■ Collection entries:
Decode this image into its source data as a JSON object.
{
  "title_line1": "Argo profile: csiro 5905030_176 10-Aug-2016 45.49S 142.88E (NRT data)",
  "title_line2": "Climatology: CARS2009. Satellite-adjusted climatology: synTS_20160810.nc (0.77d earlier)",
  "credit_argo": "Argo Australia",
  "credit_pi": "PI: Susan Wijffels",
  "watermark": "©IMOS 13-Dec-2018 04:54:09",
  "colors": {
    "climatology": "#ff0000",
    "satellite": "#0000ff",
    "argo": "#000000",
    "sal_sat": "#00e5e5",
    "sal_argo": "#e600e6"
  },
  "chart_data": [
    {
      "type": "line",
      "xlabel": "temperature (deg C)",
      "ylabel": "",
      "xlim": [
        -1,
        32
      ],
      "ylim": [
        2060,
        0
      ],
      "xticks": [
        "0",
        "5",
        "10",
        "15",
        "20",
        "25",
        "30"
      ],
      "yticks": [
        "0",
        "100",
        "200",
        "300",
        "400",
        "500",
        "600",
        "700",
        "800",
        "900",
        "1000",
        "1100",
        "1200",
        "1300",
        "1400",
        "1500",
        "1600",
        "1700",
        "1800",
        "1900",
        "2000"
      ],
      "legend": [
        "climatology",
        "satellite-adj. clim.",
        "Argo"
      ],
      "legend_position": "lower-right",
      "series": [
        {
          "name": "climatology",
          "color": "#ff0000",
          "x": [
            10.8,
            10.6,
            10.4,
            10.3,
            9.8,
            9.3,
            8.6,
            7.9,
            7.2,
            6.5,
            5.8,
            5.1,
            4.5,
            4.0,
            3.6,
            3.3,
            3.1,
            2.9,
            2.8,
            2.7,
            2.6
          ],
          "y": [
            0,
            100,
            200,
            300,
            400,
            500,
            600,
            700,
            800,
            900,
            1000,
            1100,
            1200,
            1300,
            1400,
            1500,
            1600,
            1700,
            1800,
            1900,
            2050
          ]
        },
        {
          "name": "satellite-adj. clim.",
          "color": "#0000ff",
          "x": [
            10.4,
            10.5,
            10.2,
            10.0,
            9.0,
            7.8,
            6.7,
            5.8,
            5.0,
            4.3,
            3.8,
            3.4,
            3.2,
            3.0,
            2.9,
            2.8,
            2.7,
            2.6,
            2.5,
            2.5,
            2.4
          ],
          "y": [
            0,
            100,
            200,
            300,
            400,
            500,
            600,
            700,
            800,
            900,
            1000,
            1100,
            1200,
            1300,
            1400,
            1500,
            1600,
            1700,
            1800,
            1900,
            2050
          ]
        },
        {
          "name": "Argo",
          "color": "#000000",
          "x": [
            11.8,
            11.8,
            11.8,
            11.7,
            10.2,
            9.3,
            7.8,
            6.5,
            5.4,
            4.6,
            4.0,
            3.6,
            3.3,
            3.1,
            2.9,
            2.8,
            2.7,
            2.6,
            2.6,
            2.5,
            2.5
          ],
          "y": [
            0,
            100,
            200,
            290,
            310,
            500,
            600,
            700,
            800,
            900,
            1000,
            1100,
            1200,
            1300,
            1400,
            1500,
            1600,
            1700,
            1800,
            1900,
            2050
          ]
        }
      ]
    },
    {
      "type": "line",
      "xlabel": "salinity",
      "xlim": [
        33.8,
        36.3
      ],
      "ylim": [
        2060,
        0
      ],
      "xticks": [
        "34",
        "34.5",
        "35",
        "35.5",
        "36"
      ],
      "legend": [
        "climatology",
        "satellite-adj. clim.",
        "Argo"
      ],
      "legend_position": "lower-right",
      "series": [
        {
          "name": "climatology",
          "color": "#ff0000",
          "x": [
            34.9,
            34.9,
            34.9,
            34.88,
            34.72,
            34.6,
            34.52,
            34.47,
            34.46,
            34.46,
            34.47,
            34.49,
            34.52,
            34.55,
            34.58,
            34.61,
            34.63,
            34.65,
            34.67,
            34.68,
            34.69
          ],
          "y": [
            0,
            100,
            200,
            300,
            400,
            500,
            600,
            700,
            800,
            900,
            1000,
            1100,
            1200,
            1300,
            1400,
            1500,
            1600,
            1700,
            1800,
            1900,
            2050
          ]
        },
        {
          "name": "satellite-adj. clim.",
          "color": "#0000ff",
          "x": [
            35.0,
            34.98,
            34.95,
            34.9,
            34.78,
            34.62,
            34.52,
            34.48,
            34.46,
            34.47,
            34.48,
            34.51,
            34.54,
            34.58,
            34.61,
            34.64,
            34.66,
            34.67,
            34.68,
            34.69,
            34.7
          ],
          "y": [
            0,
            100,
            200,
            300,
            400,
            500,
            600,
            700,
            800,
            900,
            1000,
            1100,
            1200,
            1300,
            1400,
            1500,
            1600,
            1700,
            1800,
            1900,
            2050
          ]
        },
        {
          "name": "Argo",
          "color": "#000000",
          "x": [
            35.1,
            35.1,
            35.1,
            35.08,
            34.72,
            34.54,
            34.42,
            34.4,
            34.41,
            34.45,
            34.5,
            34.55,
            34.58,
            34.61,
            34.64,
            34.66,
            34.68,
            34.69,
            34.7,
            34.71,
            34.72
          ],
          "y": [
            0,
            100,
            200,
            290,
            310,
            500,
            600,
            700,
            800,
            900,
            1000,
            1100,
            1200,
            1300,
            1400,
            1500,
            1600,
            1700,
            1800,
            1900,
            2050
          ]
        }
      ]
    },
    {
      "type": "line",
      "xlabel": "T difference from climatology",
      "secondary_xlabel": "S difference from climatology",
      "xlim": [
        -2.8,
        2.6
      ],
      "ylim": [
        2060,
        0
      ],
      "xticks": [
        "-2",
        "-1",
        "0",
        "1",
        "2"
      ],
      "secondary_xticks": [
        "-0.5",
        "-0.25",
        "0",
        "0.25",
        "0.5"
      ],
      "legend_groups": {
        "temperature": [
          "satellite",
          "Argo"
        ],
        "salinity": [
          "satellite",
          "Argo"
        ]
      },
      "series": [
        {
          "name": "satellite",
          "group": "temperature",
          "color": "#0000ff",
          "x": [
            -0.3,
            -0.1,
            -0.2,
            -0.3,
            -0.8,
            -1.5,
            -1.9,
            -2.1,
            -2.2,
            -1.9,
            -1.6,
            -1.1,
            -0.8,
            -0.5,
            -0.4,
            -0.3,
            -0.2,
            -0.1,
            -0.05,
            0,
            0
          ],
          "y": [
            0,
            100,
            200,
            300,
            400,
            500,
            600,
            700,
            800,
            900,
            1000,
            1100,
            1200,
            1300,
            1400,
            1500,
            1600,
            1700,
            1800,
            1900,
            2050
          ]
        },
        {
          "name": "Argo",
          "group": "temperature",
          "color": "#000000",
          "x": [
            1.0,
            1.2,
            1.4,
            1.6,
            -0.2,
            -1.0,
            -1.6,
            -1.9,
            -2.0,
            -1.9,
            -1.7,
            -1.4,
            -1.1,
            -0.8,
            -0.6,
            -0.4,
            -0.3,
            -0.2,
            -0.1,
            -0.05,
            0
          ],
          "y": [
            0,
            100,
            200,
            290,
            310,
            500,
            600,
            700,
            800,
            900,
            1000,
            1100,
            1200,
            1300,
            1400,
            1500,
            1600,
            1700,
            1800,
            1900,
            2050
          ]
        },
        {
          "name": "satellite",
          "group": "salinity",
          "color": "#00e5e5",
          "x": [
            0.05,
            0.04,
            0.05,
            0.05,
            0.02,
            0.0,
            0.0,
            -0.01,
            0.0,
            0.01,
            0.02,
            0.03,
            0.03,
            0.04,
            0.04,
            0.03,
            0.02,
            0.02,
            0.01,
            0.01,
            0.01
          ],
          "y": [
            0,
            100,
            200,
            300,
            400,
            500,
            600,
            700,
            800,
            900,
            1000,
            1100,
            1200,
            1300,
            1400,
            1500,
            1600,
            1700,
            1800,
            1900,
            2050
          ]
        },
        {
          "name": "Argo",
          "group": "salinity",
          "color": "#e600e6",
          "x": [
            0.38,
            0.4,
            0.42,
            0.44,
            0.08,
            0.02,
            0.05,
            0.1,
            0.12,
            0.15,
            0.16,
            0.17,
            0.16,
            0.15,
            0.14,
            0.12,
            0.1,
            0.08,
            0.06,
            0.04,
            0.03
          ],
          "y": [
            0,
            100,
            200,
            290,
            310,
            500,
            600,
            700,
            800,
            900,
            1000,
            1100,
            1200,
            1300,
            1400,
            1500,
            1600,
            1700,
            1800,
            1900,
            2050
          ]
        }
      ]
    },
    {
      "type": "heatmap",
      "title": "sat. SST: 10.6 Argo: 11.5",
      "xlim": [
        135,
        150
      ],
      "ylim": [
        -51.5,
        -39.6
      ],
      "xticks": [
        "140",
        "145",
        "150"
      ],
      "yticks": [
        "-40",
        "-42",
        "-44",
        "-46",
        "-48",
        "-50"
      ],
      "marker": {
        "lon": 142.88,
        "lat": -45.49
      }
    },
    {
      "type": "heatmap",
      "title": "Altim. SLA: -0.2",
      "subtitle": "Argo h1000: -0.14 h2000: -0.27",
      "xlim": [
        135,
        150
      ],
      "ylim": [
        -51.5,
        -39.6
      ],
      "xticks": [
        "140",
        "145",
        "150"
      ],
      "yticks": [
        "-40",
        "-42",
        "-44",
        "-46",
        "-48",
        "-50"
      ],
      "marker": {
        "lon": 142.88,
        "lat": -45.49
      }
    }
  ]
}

■ Challenge: Look through the records above and report how many lines hold the word "climatology", giving only the number.

■ Output of the task: 8